═════ Materials provided ═════
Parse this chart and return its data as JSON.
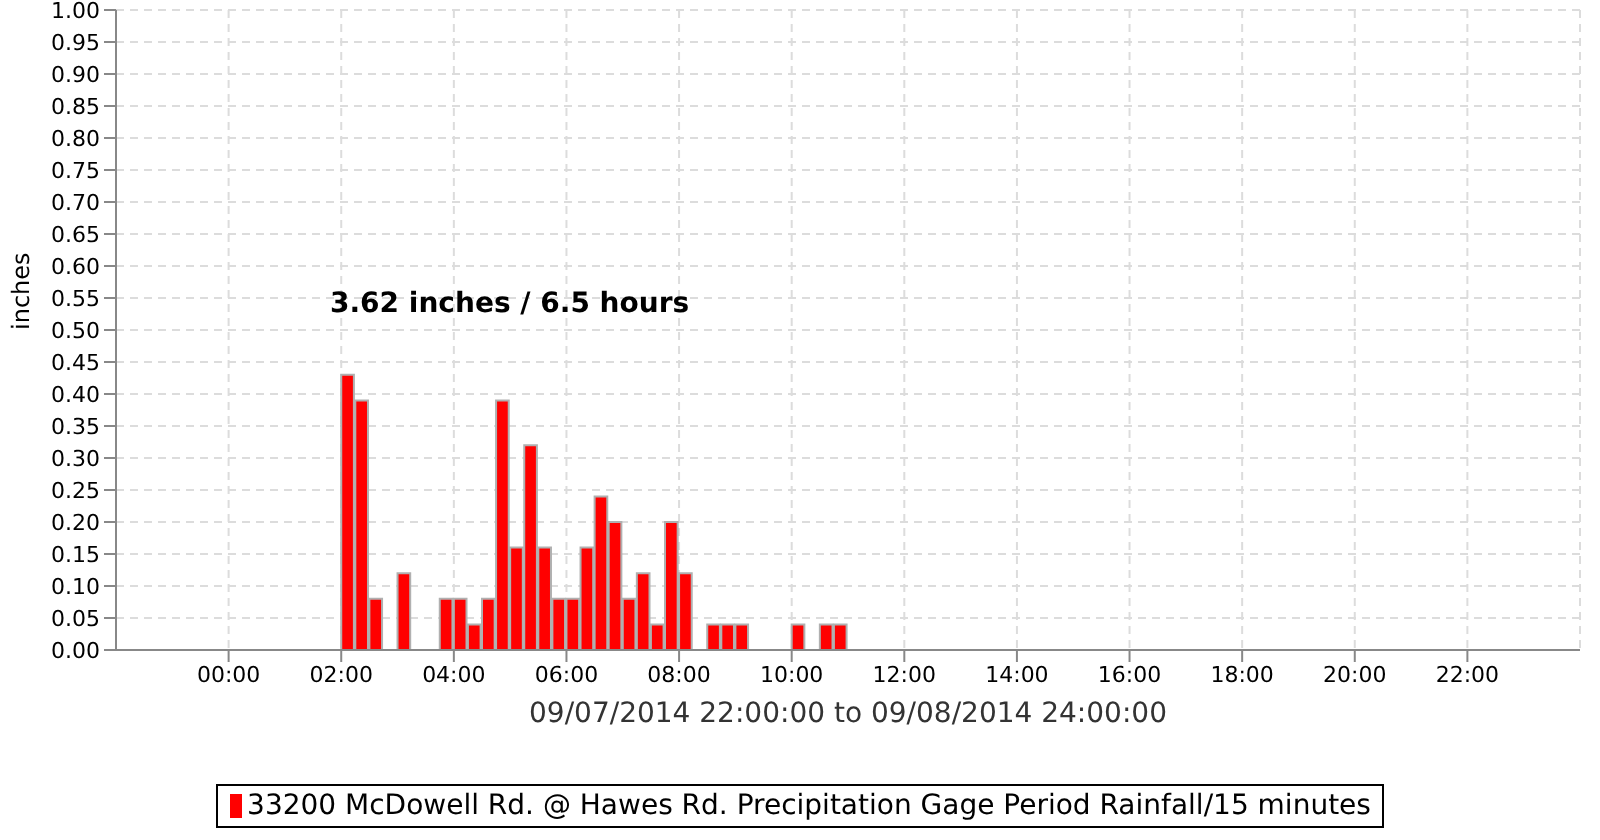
{
  "chart_data": {
    "type": "bar",
    "xlabel": "09/07/2014 22:00:00 to 09/08/2014 24:00:00",
    "ylabel": "inches",
    "annotations": [
      "3.62 inches / 6.5 hours"
    ],
    "x": [
      2.125,
      2.375,
      2.625,
      3.125,
      3.875,
      4.125,
      4.375,
      4.625,
      4.875,
      5.125,
      5.375,
      5.625,
      5.875,
      6.125,
      6.375,
      6.625,
      6.875,
      7.125,
      7.375,
      7.625,
      7.875,
      8.125,
      8.625,
      8.875,
      9.125,
      10.125,
      10.625,
      10.875
    ],
    "series": [
      {
        "name": "33200 McDowell Rd. @ Hawes Rd. Precipitation Gage Period Rainfall/15 minutes",
        "color": "#ff0000",
        "values": [
          0.43,
          0.39,
          0.08,
          0.12,
          0.08,
          0.08,
          0.04,
          0.08,
          0.39,
          0.16,
          0.32,
          0.16,
          0.08,
          0.08,
          0.16,
          0.24,
          0.2,
          0.08,
          0.12,
          0.04,
          0.2,
          0.12,
          0.04,
          0.04,
          0.04,
          0.04,
          0.04,
          0.04
        ]
      }
    ],
    "xlim": [
      -2,
      24
    ],
    "xticks": [
      {
        "value": 0,
        "label": "00:00"
      },
      {
        "value": 2,
        "label": "02:00"
      },
      {
        "value": 4,
        "label": "04:00"
      },
      {
        "value": 6,
        "label": "06:00"
      },
      {
        "value": 8,
        "label": "08:00"
      },
      {
        "value": 10,
        "label": "10:00"
      },
      {
        "value": 12,
        "label": "12:00"
      },
      {
        "value": 14,
        "label": "14:00"
      },
      {
        "value": 16,
        "label": "16:00"
      },
      {
        "value": 18,
        "label": "18:00"
      },
      {
        "value": 20,
        "label": "20:00"
      },
      {
        "value": 22,
        "label": "22:00"
      }
    ],
    "ylim": [
      0,
      1
    ],
    "yticks": [
      {
        "value": 0,
        "label": "0.00"
      },
      {
        "value": 0.05,
        "label": "0.05"
      },
      {
        "value": 0.1,
        "label": "0.10"
      },
      {
        "value": 0.15,
        "label": "0.15"
      },
      {
        "value": 0.2,
        "label": "0.20"
      },
      {
        "value": 0.25,
        "label": "0.25"
      },
      {
        "value": 0.3,
        "label": "0.30"
      },
      {
        "value": 0.35,
        "label": "0.35"
      },
      {
        "value": 0.4,
        "label": "0.40"
      },
      {
        "value": 0.45,
        "label": "0.45"
      },
      {
        "value": 0.5,
        "label": "0.50"
      },
      {
        "value": 0.55,
        "label": "0.55"
      },
      {
        "value": 0.6,
        "label": "0.60"
      },
      {
        "value": 0.65,
        "label": "0.65"
      },
      {
        "value": 0.7,
        "label": "0.70"
      },
      {
        "value": 0.75,
        "label": "0.75"
      },
      {
        "value": 0.8,
        "label": "0.80"
      },
      {
        "value": 0.85,
        "label": "0.85"
      },
      {
        "value": 0.9,
        "label": "0.90"
      },
      {
        "value": 0.95,
        "label": "0.95"
      },
      {
        "value": 1,
        "label": "1.00"
      }
    ],
    "grid": true,
    "legend": "bottom"
  }
}
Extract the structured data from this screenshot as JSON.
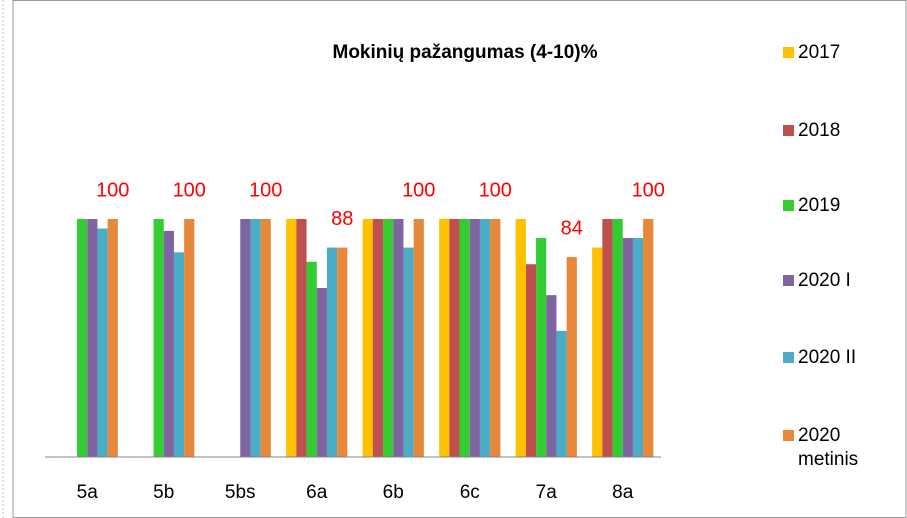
{
  "chart_data": {
    "type": "bar",
    "title": "Mokinių pažangumas (4-10)%",
    "categories": [
      "5a",
      "5b",
      "5bs",
      "6a",
      "6b",
      "6c",
      "7a",
      "8a"
    ],
    "series": [
      {
        "name": "2017",
        "color": "#ffc000",
        "values": [
          null,
          null,
          null,
          100,
          100,
          100,
          100,
          88
        ]
      },
      {
        "name": "2018",
        "color": "#c0504d",
        "values": [
          null,
          null,
          null,
          100,
          100,
          100,
          81,
          100
        ]
      },
      {
        "name": "2019",
        "color": "#33cc33",
        "values": [
          100,
          100,
          null,
          82,
          100,
          100,
          92,
          100
        ]
      },
      {
        "name": "2020 I",
        "color": "#8064a2",
        "values": [
          100,
          95,
          100,
          71,
          100,
          100,
          68,
          92
        ]
      },
      {
        "name": "2020 II",
        "color": "#4bacc6",
        "values": [
          96,
          86,
          100,
          88,
          88,
          100,
          53,
          92
        ]
      },
      {
        "name": "2020 metinis",
        "color": "#e6873a",
        "values": [
          100,
          100,
          100,
          88,
          100,
          100,
          84,
          100
        ],
        "data_labels": true
      }
    ],
    "ylim": [
      0,
      100
    ],
    "data_label_color": "#ff0000",
    "legend": "right"
  }
}
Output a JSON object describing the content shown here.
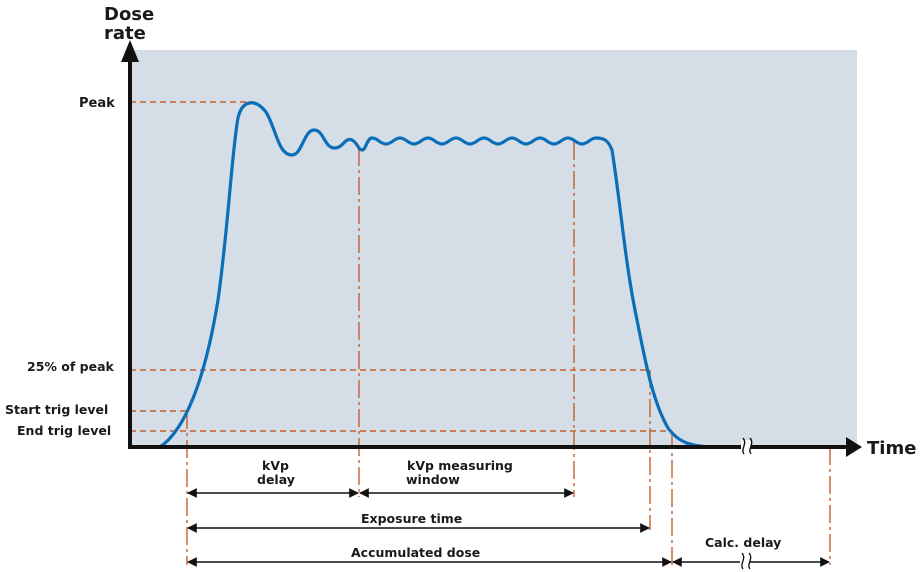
{
  "axes": {
    "y_label_line1": "Dose",
    "y_label_line2": "rate",
    "x_label": "Time"
  },
  "levels": {
    "peak": "Peak",
    "quarter_peak": "25% of peak",
    "start_trig": "Start trig level",
    "end_trig": "End trig level"
  },
  "intervals": {
    "kvp_delay_line1": "kVp",
    "kvp_delay_line2": "delay",
    "kvp_window_line1": "kVp measuring",
    "kvp_window_line2": "window",
    "exposure_time": "Exposure time",
    "accumulated_dose": "Accumulated dose",
    "calc_delay": "Calc. delay"
  },
  "colors": {
    "plot_background": "#d5dde6",
    "curve": "#0a6fb8",
    "guide_lines": "#c4602d",
    "axes": "#111111"
  }
}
═════
-- What to work on --
Print the whole listing above once more, word for word, without its pictures.

-- Result for this task --
Parse this chart and return its data as JSON.
{
  "chart_data": {
    "type": "bar",
    "xlabel": "09/07/2014 22:00:00 to 09/08/2014 24:00:00",
    "ylabel": "inches",
    "annotations": [
      "3.62 inches / 6.5 hours"
    ],
    "x": [
      2.125,
      2.375,
      2.625,
      3.125,
      3.875,
      4.125,
      4.375,
      4.625,
      4.875,
      5.125,
      5.375,
      5.625,
      5.875,
      6.125,
      6.375,
      6.625,
      6.875,
      7.125,
      7.375,
      7.625,
      7.875,
      8.125,
      8.625,
      8.875,
      9.125,
      10.125,
      10.625,
      10.875
    ],
    "series": [
      {
        "name": "33200 McDowell Rd. @ Hawes Rd. Precipitation Gage Period Rainfall/15 minutes",
        "color": "#ff0000",
        "values": [
          0.43,
          0.39,
          0.08,
          0.12,
          0.08,
          0.08,
          0.04,
          0.08,
          0.39,
          0.16,
          0.32,
          0.16,
          0.08,
          0.08,
          0.16,
          0.24,
          0.2,
          0.08,
          0.12,
          0.04,
          0.2,
          0.12,
          0.04,
          0.04,
          0.04,
          0.04,
          0.04,
          0.04
        ]
      }
    ],
    "xlim": [
      -2,
      24
    ],
    "xticks": [
      {
        "value": 0,
        "label": "00:00"
      },
      {
        "value": 2,
        "label": "02:00"
      },
      {
        "value": 4,
        "label": "04:00"
      },
      {
        "value": 6,
        "label": "06:00"
      },
      {
        "value": 8,
        "label": "08:00"
      },
      {
        "value": 10,
        "label": "10:00"
      },
      {
        "value": 12,
        "label": "12:00"
      },
      {
        "value": 14,
        "label": "14:00"
      },
      {
        "value": 16,
        "label": "16:00"
      },
      {
        "value": 18,
        "label": "18:00"
      },
      {
        "value": 20,
        "label": "20:00"
      },
      {
        "value": 22,
        "label": "22:00"
      }
    ],
    "ylim": [
      0,
      1
    ],
    "yticks": [
      {
        "value": 0,
        "label": "0.00"
      },
      {
        "value": 0.05,
        "label": "0.05"
      },
      {
        "value": 0.1,
        "label": "0.10"
      },
      {
        "value": 0.15,
        "label": "0.15"
      },
      {
        "value": 0.2,
        "label": "0.20"
      },
      {
        "value": 0.25,
        "label": "0.25"
      },
      {
        "value": 0.3,
        "label": "0.30"
      },
      {
        "value": 0.35,
        "label": "0.35"
      },
      {
        "value": 0.4,
        "label": "0.40"
      },
      {
        "value": 0.45,
        "label": "0.45"
      },
      {
        "value": 0.5,
        "label": "0.50"
      },
      {
        "value": 0.55,
        "label": "0.55"
      },
      {
        "value": 0.6,
        "label": "0.60"
      },
      {
        "value": 0.65,
        "label": "0.65"
      },
      {
        "value": 0.7,
        "label": "0.70"
      },
      {
        "value": 0.75,
        "label": "0.75"
      },
      {
        "value": 0.8,
        "label": "0.80"
      },
      {
        "value": 0.85,
        "label": "0.85"
      },
      {
        "value": 0.9,
        "label": "0.90"
      },
      {
        "value": 0.95,
        "label": "0.95"
      },
      {
        "value": 1,
        "label": "1.00"
      }
    ],
    "grid": true,
    "legend": "bottom"
  }
}
Extract the structured data from this screenshot as JSON.
{
  "chart_data": {
    "type": "bar",
    "title": "Mokinių pažangumas (4-10)%",
    "categories": [
      "5a",
      "5b",
      "5bs",
      "6a",
      "6b",
      "6c",
      "7a",
      "8a"
    ],
    "series": [
      {
        "name": "2017",
        "color": "#ffc000",
        "values": [
          null,
          null,
          null,
          100,
          100,
          100,
          100,
          88
        ]
      },
      {
        "name": "2018",
        "color": "#c0504d",
        "values": [
          null,
          null,
          null,
          100,
          100,
          100,
          81,
          100
        ]
      },
      {
        "name": "2019",
        "color": "#33cc33",
        "values": [
          100,
          100,
          null,
          82,
          100,
          100,
          92,
          100
        ]
      },
      {
        "name": "2020 I",
        "color": "#8064a2",
        "values": [
          100,
          95,
          100,
          71,
          100,
          100,
          68,
          92
        ]
      },
      {
        "name": "2020 II",
        "color": "#4bacc6",
        "values": [
          96,
          86,
          100,
          88,
          88,
          100,
          53,
          92
        ]
      },
      {
        "name": "2020 metinis",
        "color": "#e6873a",
        "values": [
          100,
          100,
          100,
          88,
          100,
          100,
          84,
          100
        ],
        "data_labels": true
      }
    ],
    "ylim": [
      0,
      100
    ],
    "data_label_color": "#ff0000",
    "legend": "right"
  }
}
Output a JSON object describing the content shown here.
{
  "axes": {
    "y_label_line1": "Dose",
    "y_label_line2": "rate",
    "x_label": "Time"
  },
  "levels": {
    "peak": "Peak",
    "quarter_peak": "25% of peak",
    "start_trig": "Start trig level",
    "end_trig": "End trig level"
  },
  "intervals": {
    "kvp_delay_line1": "kVp",
    "kvp_delay_line2": "delay",
    "kvp_window_line1": "kVp measuring",
    "kvp_window_line2": "window",
    "exposure_time": "Exposure time",
    "accumulated_dose": "Accumulated dose",
    "calc_delay": "Calc. delay"
  },
  "colors": {
    "plot_background": "#d5dde6",
    "curve": "#0a6fb8",
    "guide_lines": "#c4602d",
    "axes": "#111111"
  }
}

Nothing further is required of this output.